### ENTRIES

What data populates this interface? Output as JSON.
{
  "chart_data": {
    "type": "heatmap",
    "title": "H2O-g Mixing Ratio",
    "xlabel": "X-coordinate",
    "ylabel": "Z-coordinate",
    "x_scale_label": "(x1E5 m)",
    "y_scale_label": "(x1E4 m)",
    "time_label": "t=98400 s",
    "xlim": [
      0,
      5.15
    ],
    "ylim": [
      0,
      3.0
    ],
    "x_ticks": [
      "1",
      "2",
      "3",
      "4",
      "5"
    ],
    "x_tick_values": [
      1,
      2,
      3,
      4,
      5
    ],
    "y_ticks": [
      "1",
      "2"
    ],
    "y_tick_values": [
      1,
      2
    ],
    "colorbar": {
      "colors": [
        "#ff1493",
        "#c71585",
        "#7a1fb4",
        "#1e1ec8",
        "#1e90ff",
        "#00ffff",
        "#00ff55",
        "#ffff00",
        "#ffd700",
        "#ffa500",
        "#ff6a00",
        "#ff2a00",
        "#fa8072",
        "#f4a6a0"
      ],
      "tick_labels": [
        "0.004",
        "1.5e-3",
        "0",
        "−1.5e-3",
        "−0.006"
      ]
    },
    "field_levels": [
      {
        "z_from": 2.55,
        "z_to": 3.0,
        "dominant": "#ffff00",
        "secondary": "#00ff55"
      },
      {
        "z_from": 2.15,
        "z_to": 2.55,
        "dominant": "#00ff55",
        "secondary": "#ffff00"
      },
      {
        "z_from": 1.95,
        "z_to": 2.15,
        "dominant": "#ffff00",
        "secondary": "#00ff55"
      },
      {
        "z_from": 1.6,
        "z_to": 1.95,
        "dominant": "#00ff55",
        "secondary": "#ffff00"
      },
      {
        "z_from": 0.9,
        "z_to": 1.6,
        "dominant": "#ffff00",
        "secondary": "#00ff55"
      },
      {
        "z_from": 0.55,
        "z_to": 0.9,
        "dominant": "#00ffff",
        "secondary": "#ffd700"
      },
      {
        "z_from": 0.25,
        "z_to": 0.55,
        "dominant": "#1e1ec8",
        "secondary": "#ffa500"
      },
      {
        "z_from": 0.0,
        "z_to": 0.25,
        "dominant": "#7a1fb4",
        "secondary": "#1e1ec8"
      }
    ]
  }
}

### EXERCISE DETAILS
Output each record exactly, leaving nothing out.

### ANSWER BELOW
What data populates this interface? Output as JSON.
{
  "chart_data": {
    "type": "heatmap",
    "title": "H2O-g Mixing Ratio",
    "xlabel": "X-coordinate",
    "ylabel": "Z-coordinate",
    "x_scale_label": "(x1E5 m)",
    "y_scale_label": "(x1E4 m)",
    "time_label": "t=98400 s",
    "xlim": [
      0,
      5.15
    ],
    "ylim": [
      0,
      3.0
    ],
    "x_ticks": [
      "1",
      "2",
      "3",
      "4",
      "5"
    ],
    "x_tick_values": [
      1,
      2,
      3,
      4,
      5
    ],
    "y_ticks": [
      "1",
      "2"
    ],
    "y_tick_values": [
      1,
      2
    ],
    "colorbar": {
      "colors": [
        "#ff1493",
        "#c71585",
        "#7a1fb4",
        "#1e1ec8",
        "#1e90ff",
        "#00ffff",
        "#00ff55",
        "#ffff00",
        "#ffd700",
        "#ffa500",
        "#ff6a00",
        "#ff2a00",
        "#fa8072",
        "#f4a6a0"
      ],
      "tick_labels": [
        "0.004",
        "1.5e-3",
        "0",
        "−1.5e-3",
        "−0.006"
      ]
    },
    "field_levels": [
      {
        "z_from": 2.55,
        "z_to": 3.0,
        "dominant": "#ffff00",
        "secondary": "#00ff55"
      },
      {
        "z_from": 2.15,
        "z_to": 2.55,
        "dominant": "#00ff55",
        "secondary": "#ffff00"
      },
      {
        "z_from": 1.95,
        "z_to": 2.15,
        "dominant": "#ffff00",
        "secondary": "#00ff55"
      },
      {
        "z_from": 1.6,
        "z_to": 1.95,
        "dominant": "#00ff55",
        "secondary": "#ffff00"
      },
      {
        "z_from": 0.9,
        "z_to": 1.6,
        "dominant": "#ffff00",
        "secondary": "#00ff55"
      },
      {
        "z_from": 0.55,
        "z_to": 0.9,
        "dominant": "#00ffff",
        "secondary": "#ffd700"
      },
      {
        "z_from": 0.25,
        "z_to": 0.55,
        "dominant": "#1e1ec8",
        "secondary": "#ffa500"
      },
      {
        "z_from": 0.0,
        "z_to": 0.25,
        "dominant": "#7a1fb4",
        "secondary": "#1e1ec8"
      }
    ]
  }
}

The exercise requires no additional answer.